======== Data to use ========

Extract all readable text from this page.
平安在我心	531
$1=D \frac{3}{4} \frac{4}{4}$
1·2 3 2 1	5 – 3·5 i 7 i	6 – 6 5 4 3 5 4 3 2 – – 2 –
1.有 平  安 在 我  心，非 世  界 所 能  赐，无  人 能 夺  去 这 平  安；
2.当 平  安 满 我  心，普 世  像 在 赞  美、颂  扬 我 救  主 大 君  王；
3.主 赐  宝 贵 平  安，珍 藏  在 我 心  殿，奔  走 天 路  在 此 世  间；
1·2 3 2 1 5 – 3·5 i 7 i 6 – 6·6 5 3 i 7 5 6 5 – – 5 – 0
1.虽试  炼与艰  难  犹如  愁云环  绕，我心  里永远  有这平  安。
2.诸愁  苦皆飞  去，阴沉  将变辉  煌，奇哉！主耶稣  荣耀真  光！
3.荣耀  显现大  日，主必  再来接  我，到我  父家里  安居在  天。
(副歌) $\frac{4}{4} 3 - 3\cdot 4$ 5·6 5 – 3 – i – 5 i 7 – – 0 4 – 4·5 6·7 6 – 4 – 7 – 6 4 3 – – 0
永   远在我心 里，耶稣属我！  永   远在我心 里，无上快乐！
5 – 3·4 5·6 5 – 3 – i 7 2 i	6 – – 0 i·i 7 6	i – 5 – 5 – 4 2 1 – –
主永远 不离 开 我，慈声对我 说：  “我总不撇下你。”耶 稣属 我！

========

* **Problem requirements**:
Check each line above for "frac" and return the ones that have it.

* **Final answer**:
$1=D \frac{3}{4} \frac{4}{4}$
(副歌) $\frac{4}{4} 3 - 3\cdot 4$ 5·6 5 – 3 – i – 5 i 7 – – 0 4 – 4·5 6·7 6 – 4 – 7 – 6 4 3 – – 0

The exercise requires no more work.